▶ **Set problem**: Collect each line of the records containing the string "subtitle".

'''

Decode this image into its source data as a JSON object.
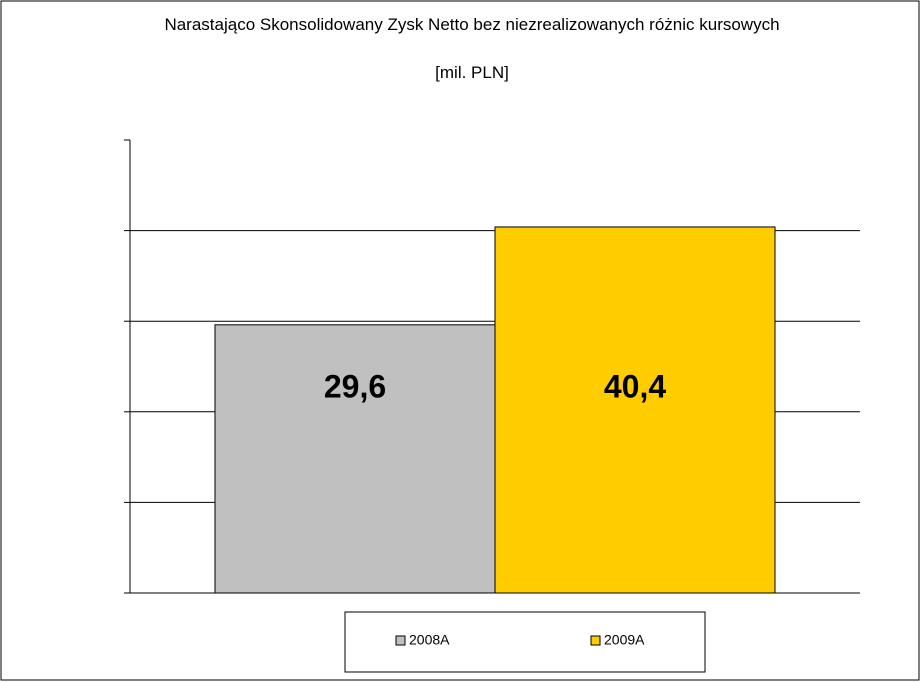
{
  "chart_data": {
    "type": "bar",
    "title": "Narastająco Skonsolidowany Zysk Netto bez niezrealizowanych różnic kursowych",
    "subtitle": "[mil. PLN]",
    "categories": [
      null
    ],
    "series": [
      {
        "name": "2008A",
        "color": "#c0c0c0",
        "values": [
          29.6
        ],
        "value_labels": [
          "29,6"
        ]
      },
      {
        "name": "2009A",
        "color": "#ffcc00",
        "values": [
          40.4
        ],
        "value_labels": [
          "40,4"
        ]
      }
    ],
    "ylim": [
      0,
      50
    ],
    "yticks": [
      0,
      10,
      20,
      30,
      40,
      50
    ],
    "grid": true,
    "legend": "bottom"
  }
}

'''
'''

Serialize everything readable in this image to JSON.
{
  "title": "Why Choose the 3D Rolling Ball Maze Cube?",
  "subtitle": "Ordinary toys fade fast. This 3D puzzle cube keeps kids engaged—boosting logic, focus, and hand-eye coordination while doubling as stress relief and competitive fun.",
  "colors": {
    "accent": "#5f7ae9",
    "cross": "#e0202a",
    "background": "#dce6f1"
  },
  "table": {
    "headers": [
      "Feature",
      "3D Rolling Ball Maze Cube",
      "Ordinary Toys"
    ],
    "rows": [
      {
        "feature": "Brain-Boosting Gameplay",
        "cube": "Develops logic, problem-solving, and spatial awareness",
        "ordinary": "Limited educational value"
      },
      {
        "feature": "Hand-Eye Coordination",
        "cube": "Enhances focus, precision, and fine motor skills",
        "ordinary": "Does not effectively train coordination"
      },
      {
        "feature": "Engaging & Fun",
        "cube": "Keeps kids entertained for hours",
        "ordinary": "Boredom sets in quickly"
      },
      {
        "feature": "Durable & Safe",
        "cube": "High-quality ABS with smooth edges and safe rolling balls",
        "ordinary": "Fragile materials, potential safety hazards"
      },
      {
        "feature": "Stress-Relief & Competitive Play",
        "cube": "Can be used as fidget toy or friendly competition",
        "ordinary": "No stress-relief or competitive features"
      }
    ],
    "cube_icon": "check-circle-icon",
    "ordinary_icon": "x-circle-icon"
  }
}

'''

▶ **Response below**:
    "subtitle": "[mil. PLN]",
  "subtitle": "Ordinary toys fade fast. This 3D puzzle cube keeps kids engaged—boosting logic, focus, and hand-eye coordination while doubling as stress relief and competitive fun.",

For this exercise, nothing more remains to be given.